* **The task**
Output the data that follows exactly, line for line.
## BEGIN Available data
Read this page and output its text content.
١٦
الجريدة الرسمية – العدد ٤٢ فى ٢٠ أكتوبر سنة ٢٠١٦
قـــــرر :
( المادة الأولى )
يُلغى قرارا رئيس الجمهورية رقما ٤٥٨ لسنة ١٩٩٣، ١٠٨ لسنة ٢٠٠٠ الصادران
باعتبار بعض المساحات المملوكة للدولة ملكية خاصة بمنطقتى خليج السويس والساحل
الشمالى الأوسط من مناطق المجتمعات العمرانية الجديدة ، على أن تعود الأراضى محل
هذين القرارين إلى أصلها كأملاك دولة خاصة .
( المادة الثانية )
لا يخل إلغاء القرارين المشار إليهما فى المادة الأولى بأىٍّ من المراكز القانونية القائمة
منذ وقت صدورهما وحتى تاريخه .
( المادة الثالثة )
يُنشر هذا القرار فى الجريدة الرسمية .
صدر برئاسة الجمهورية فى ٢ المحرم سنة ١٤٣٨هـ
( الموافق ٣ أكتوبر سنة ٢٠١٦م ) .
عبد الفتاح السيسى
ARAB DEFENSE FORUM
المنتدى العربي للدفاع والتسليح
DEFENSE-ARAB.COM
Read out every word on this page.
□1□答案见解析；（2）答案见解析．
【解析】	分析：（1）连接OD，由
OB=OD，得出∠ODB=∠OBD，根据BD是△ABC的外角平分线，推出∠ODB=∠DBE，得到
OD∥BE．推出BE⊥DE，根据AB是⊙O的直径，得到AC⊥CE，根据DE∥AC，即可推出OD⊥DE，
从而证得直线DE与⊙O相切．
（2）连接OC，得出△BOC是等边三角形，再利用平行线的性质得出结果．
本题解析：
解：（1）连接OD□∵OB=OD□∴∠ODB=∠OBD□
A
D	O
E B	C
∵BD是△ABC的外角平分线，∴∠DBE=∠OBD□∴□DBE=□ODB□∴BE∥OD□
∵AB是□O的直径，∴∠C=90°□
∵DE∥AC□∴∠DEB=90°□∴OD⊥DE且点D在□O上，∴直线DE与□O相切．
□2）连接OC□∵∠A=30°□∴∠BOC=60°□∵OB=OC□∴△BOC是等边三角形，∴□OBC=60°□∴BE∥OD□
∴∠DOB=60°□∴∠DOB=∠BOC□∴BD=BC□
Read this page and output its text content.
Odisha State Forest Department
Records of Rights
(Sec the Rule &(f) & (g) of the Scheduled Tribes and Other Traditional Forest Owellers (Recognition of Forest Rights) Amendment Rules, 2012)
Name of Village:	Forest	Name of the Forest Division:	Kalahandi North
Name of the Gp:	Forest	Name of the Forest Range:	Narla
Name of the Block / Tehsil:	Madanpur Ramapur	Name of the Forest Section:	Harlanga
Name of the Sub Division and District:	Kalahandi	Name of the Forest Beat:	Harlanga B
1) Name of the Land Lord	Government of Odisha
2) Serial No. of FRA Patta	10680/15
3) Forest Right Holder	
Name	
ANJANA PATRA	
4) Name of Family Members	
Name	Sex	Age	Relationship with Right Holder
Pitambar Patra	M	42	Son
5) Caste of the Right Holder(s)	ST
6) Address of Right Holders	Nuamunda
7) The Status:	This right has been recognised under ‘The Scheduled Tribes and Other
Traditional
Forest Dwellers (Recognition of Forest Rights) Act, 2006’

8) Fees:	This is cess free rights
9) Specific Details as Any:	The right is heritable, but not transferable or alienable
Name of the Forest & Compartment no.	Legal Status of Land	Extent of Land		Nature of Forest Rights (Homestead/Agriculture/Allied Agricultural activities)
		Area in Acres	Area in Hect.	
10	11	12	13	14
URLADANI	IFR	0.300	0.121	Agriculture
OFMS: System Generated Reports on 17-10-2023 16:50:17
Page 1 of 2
## END Available data
* **The result**
Read this page and output its text content.
١٦
الجريدة الرسمية – العدد ٤٢ فى ٢٠ أكتوبر سنة ٢٠١٦
قـــــرر :
( المادة الأولى )
يُلغى قرارا رئيس الجمهورية رقما ٤٥٨ لسنة ١٩٩٣، ١٠٨ لسنة ٢٠٠٠ الصادران
باعتبار بعض المساحات المملوكة للدولة ملكية خاصة بمنطقتى خليج السويس والساحل
الشمالى الأوسط من مناطق المجتمعات العمرانية الجديدة ، على أن تعود الأراضى محل
هذين القرارين إلى أصلها كأملاك دولة خاصة .
( المادة الثانية )
لا يخل إلغاء القرارين المشار إليهما فى المادة الأولى بأىٍّ من المراكز القانونية القائمة
منذ وقت صدورهما وحتى تاريخه .
( المادة الثالثة )
يُنشر هذا القرار فى الجريدة الرسمية .
صدر برئاسة الجمهورية فى ٢ المحرم سنة ١٤٣٨هـ
( الموافق ٣ أكتوبر سنة ٢٠١٦م ) .
عبد الفتاح السيسى
ARAB DEFENSE FORUM
المنتدى العربي للدفاع والتسليح
DEFENSE-ARAB.COM
Read out every word on this page.
□1□答案见解析；（2）答案见解析．
【解析】	分析：（1）连接OD，由
OB=OD，得出∠ODB=∠OBD，根据BD是△ABC的外角平分线，推出∠ODB=∠DBE，得到
OD∥BE．推出BE⊥DE，根据AB是⊙O的直径，得到AC⊥CE，根据DE∥AC，即可推出OD⊥DE，
从而证得直线DE与⊙O相切．
（2）连接OC，得出△BOC是等边三角形，再利用平行线的性质得出结果．
本题解析：
解：（1）连接OD□∵OB=OD□∴∠ODB=∠OBD□
A
D	O
E B	C
∵BD是△ABC的外角平分线，∴∠DBE=∠OBD□∴□DBE=□ODB□∴BE∥OD□
∵AB是□O的直径，∴∠C=90°□
∵DE∥AC□∴∠DEB=90°□∴OD⊥DE且点D在□O上，∴直线DE与□O相切．
□2）连接OC□∵∠A=30°□∴∠BOC=60°□∵OB=OC□∴△BOC是等边三角形，∴□OBC=60°□∴BE∥OD□
∴∠DOB=60°□∴∠DOB=∠BOC□∴BD=BC□
Read this page and output its text content.
Odisha State Forest Department
Records of Rights
(Sec the Rule &(f) & (g) of the Scheduled Tribes and Other Traditional Forest Owellers (Recognition of Forest Rights) Amendment Rules, 2012)
Name of Village:	Forest	Name of the Forest Division:	Kalahandi North
Name of the Gp:	Forest	Name of the Forest Range:	Narla
Name of the Block / Tehsil:	Madanpur Ramapur	Name of the Forest Section:	Harlanga
Name of the Sub Division and District:	Kalahandi	Name of the Forest Beat:	Harlanga B
1) Name of the Land Lord	Government of Odisha
2) Serial No. of FRA Patta	10680/15
3) Forest Right Holder	
Name	
ANJANA PATRA	
4) Name of Family Members	
Name	Sex	Age	Relationship with Right Holder
Pitambar Patra	M	42	Son
5) Caste of the Right Holder(s)	ST
6) Address of Right Holders	Nuamunda
7) The Status:	This right has been recognised under ‘The Scheduled Tribes and Other
Traditional
Forest Dwellers (Recognition of Forest Rights) Act, 2006’

8) Fees:	This is cess free rights
9) Specific Details as Any:	The right is heritable, but not transferable or alienable
Name of the Forest & Compartment no.	Legal Status of Land	Extent of Land		Nature of Forest Rights (Homestead/Agriculture/Allied Agricultural activities)
		Area in Acres	Area in Hect.	
10	11	12	13	14
URLADANI	IFR	0.300	0.121	Agriculture
OFMS: System Generated Reports on 17-10-2023 16:50:17
Page 1 of 2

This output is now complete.